### AZIONI DA SVOLGERE
**A.** Riscriva in forma di elenco il paragrafo del brano che comincia con "Allo stesso modo, anche la tua patria", conservandone i fatti principali.
**B.** Citi fedelmente il passo del brano che va dalle parole "Allo stesso modo, anche" fino alle parole "n'è una sola." incluse.

::: ESTRATTO SELEZIONATO

Un attore lo è per sempre. Anche quando gli anni migliori sembrano ormai passati. Anche quando sei costretto a rincominciare dalla gavetta, partecipando a banali audizioni per spot pubblicitari, dopo che non molto tempo prima eri stato una star televisiva di primo livello. Ma l'arte resta nel cuore e nell'anima, nonostante tutto, e se il sogno di riportare in onda la trasmissione che ti ha reso celebre si presenta come un miraggio di improbabile riuscita, rimane comunque la voglia di provarci ancora.
Allo stesso modo, anche la tua patria è per sempre. Nonostante tu l'abbia dovuta lasciare vent'anni prima, per sfuggire all'orrore della guerra e darti una possibilità di futuro. Il progetto è quello di tornare, in un modo o nell'altro, per ritrovare quel concetto di “casa” che altrove non potrai mai percepire, nonostante l'integrazione sia ormai stata ampiamente completata. Perché di casa ce n'è una sola.

::::::
::: DATI ARCHIVIATI

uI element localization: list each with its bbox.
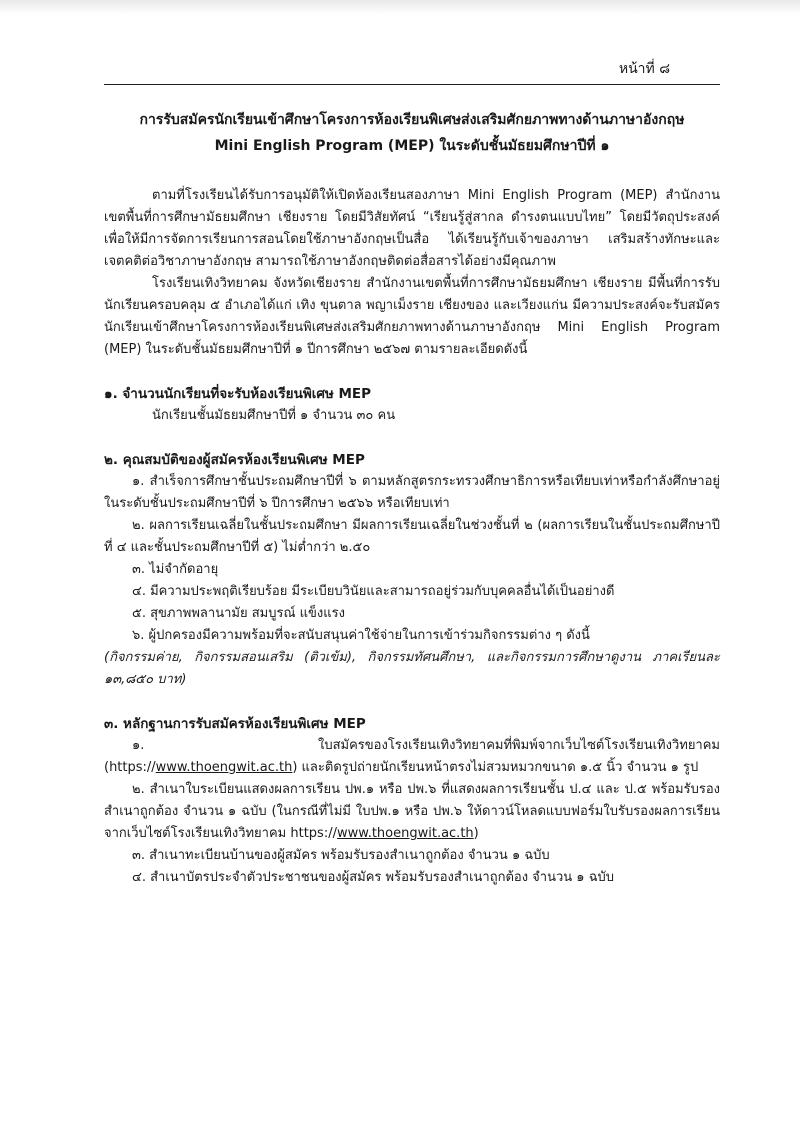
evidence-item-1-text-end: ) และติดรูปถ่ายนักเรียนหน้าตรงไม่สวมหมวกขนาด ๑.๕ นิ้ว จำนวน ๑ รูป [292,760,699,775]
section-2 [104,449,720,691]
evidence-item-1-text: ๑. ใบสมัครของโรงเรียนเทิงวิทยาคมที่พิมพ์จากเว็บไซต์โรงเรียนเทิงวิทยาคม (https:// [104,738,720,775]
section-1-heading: ๑. จำนวนนักเรียนที่จะรับห้องเรียนพิเศษ MEP [104,386,372,402]
qualification-item-3: ๓. ไม่จำกัดอายุ [132,562,219,577]
scan-top-edge [0,0,800,14]
evidence-item-2-text: ๒. สำเนาใบระเบียนแสดงผลการเรียน ปพ.๑ หรือ ปพ.๖ ที่แสดงผลการเรียนชั้น ป.๔ และ ป.๕ พร้อมรับรองสำเนาถูกต้อง จำนวน ๑ ฉบับ (ในกรณีที่ไม่มี ใบปพ.๑ หรือ ปพ.๖ ให้ดาวน์โหลดแบบฟอร์มใบรับรองผลการเรียนจากเว็บไซต์โรงเรียนเทิงวิทยาคม https:// [104,782,720,841]
activity-cost-note: (กิจกรรมค่าย, กิจกรรมสอนเสริม (ติวเข้ม), กิจกรรมทัศนศึกษา, และกิจกรรมการศึกษาดูงาน ภาคเรียนละ ๑๓,๘๕๐ บาท) [104,650,720,687]
qualification-item-5: ๕. สุขภาพพลานามัย สมบูรณ์ แข็งแรง [132,606,345,621]
evidence-item-4: ๔. สำเนาบัตรประจำตัวประชาชนของผู้สมัคร พร้อมรับรองสำเนาถูกต้อง จำนวน ๑ ฉบับ [132,870,615,885]
section-3-heading: ๓. หลักฐานการรับสมัครห้องเรียนพิเศษ MEP [104,716,366,732]
evidence-item-3: ๓. สำเนาทะเบียนบ้านของผู้สมัคร พร้อมรับรองสำเนาถูกต้อง จำนวน ๑ ฉบับ [132,848,550,863]
title-line-2: Mini English Program (MEP) ในระดับชั้นมัธยมศึกษาปีที่ ๑ [214,138,610,154]
section-2-heading: ๒. คุณสมบัติของผู้สมัครห้องเรียนพิเศษ MEP [104,452,365,468]
title-line-1: การรับสมัครนักเรียนเข้าศึกษาโครงการห้องเรียนพิเศษส่งเสริมศักยภาพทางด้านภาษาอังกฤษ [139,112,685,128]
school-website-link-2[interactable]: www.thoengwit.ac.th [336,826,474,841]
evidence-item-1 [104,735,720,779]
qualification-item-2: ๒. ผลการเรียนเฉลี่ยในชั้นประถมศึกษา มีผลการเรียนเฉลี่ยในช่วงชั้นที่ ๒ (ผลการเรียนในชั้นประถมศึกษาปีที่ ๔ และชั้นประถมศึกษาปีที่ ๕) ไม่ต่ำกว่า ๒.๕๐ [104,518,720,555]
document-title [104,107,720,159]
intro-paragraph-1: ตามที่โรงเรียนได้รับการอนุมัติให้เปิดห้องเรียนสองภาษา Mini English Program (MEP) สำนักงานเขตพื้นที่การศึกษามัธยมศึกษา เชียงราย โดยมีวิสัยทัศน์ “เรียนรู้สู่สากล ดำรงตนแบบไทย” โดยมีวัตถุประสงค์เพื่อให้มีการจัดการเรียนการสอนโดยใช้ภาษาอังกฤษเป็นสื่อ ได้เรียนรู้กับเจ้าของภาษา เสริมสร้างทักษะและเจตคติต่อวิชาภาษาอังกฤษ สามารถใช้ภาษาอังกฤษติดต่อสื่อสารได้อย่างมีคุณภาพ [104,188,720,269]
qualification-item-1: ๑. สำเร็จการศึกษาชั้นประถมศึกษาปีที่ ๖ ตามหลักสูตรกระทรวงศึกษาธิการหรือเทียบเท่าหรือกำลังศึกษาอยู่ในระดับชั้นประถมศึกษาปีที่ ๖ ปีการศึกษา ๒๕๖๖ หรือเทียบเท่า [104,474,720,511]
qualification-item-6: ๖. ผู้ปกครองมีความพร้อมที่จะสนับสนุนค่าใช้จ่ายในการเข้าร่วมกิจกรรมต่าง ๆ ดังนี้ [132,628,590,643]
section-3 [104,713,720,889]
qualification-item-4: ๔. มีความประพฤติเรียบร้อย มีระเบียบวินัยและสามารถอยู่ร่วมกับบุคคลอื่นได้เป็นอย่างดี [132,584,615,599]
school-website-link[interactable]: www.thoengwit.ac.th [155,760,293,775]
intro-paragraph-2: โรงเรียนเทิงวิทยาคม จังหวัดเชียงราย สำนักงานเขตพื้นที่การศึกษามัธยมศึกษา เชียงราย มีพื้นที่การรับนักเรียนครอบคลุม ๕ อำเภอได้แก่ เทิง ขุนตาล พญาเม็งราย เชียงของ และเวียงแก่น มีความประสงค์จะรับสมัครนักเรียนเข้าศึกษาโครงการห้องเรียนพิเศษส่งเสริมศักยภาพทางด้านภาษาอังกฤษ Mini English Program (MEP) ในระดับชั้นมัธยมศึกษาปีที่ ๑ ปีการศึกษา ๒๕๖๗ ตามรายละเอียดดังนี้ [104,276,720,357]
document-page [104,58,720,889]
evidence-item-2 [104,779,720,845]
section-1-line: นักเรียนชั้นมัธยมศึกษาปีที่ ๑ จำนวน ๓๐ คน [152,408,396,423]
evidence-item-2-text-end: ) [473,826,479,841]
section-1 [104,383,720,427]
header-rule [104,84,720,85]
page-number: หน้าที่ ๘ [618,61,670,77]
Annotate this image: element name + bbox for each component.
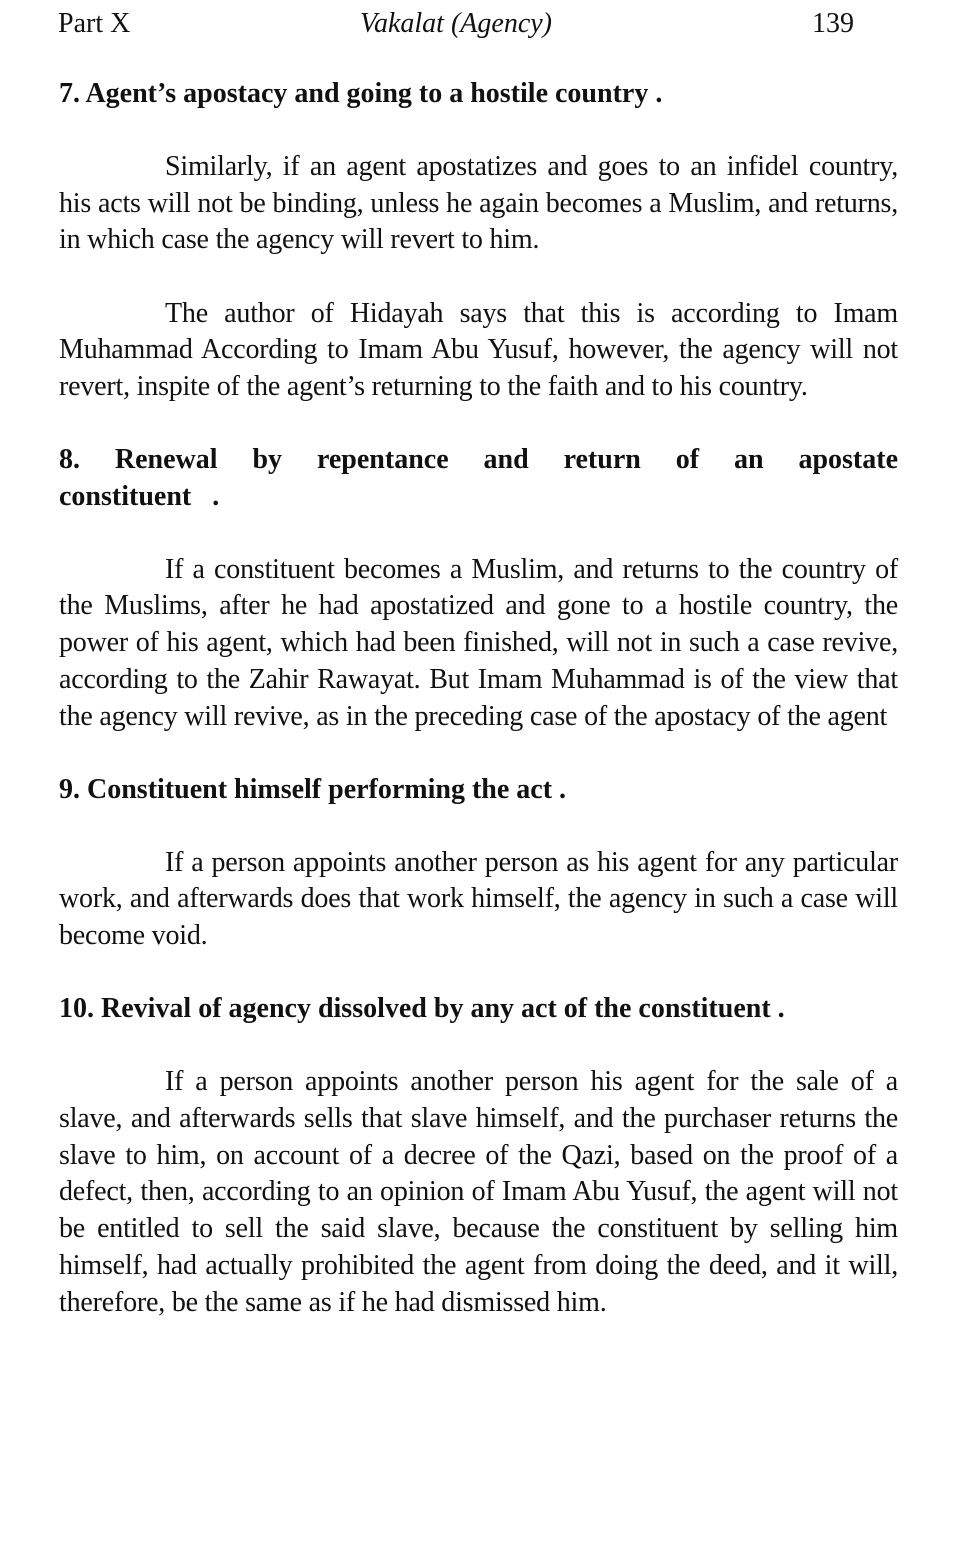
page-number: 139 — [812, 8, 854, 39]
section-8-paragraph-1: If a constituent becomes a Muslim, and returns to the country of the Muslims, after he had apostatized and gone to a hostile country, the power of his agent, which had been finished, will not in such a case revive, according to the Zahir Rawayat. But Imam Muhammad is of the view that the agency will revive, as in the preceding case of the apostacy of the agent — [59, 553, 898, 732]
page-body — [59, 76, 898, 1321]
section-9-heading: 9. Constituent himself performing the act . — [59, 773, 567, 805]
section-7-heading: 7. Agent’s apostacy and going to a hostile country . — [59, 78, 663, 109]
part-label: Part X — [58, 8, 131, 39]
section-10-paragraph-1: If a person appoints another person his agent for the sale of a slave, and afterwards sells that slave himself, and the purchaser returns the slave to him, on account of a decree of the Qazi, based on the proof of a defect, then, according to an opinion of Imam Abu Yusuf, the agent will not be entitled to sell the said slave, because the constituent by selling him himself, had actually prohibited the agent from doing the deed, and it will, therefore, be the same as if he had dismissed him. — [59, 1066, 898, 1318]
running-title — [58, 4, 854, 44]
section-8-heading: 8. Renewal by repentance and return of an apostate constituent . — [59, 444, 898, 512]
section-7-paragraph-1: Similarly, if an agent apostatizes and goes to an infidel country, his acts will not be binding, unless he again becomes a Muslim, and returns, in which case the agency will revert to him. — [59, 151, 898, 256]
section-9-paragraph-1: If a person appoints another person as his agent for any particular work, and afterwards does that work himself, the agency in such a case will become void. — [59, 846, 898, 952]
section-7-paragraph-2: The author of Hidayah says that this is according to Imam Muhammad According to Imam Abu Yusuf, however, the agency will not revert, inspite of the agent’s returning to the faith and to his country. — [59, 297, 898, 403]
page-header — [58, 4, 854, 44]
running-title-main: Vakalat — [359, 8, 444, 39]
section-10-heading: 10. Revival of agency dissolved by any act of the constituent . — [59, 993, 785, 1025]
running-title-paren: (Agency) — [450, 8, 553, 39]
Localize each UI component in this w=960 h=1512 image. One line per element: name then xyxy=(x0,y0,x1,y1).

::::::

### I RISULTATI
**A.**
- Come il mestiere d'attore, anche la patria è per sempre.
- La si è dovuta lasciare vent'anni prima per sfuggire all'orrore della guerra e darsi una possibilità di futuro.
- Il progetto è tornare, in un modo o nell'altro, per ritrovare il concetto di "casa".
- Altrove quel concetto non si può percepire, benché l'integrazione sia ormai ampiamente completata.
- Di casa ce n'è una sola.

**B.**
Allo stesso modo, anche la tua patria è per sempre. Nonostante tu l'abbia dovuta lasciare vent'anni prima, per sfuggire all'orrore della guerra e darti una possibilità di futuro. Il progetto è quello di tornare, in un modo o nell'altro, per ritrovare quel concetto di “casa” che altrove non potrai mai percepire, nonostante l'integrazione sia ormai stata ampiamente completata. Perché di casa ce n'è una sola.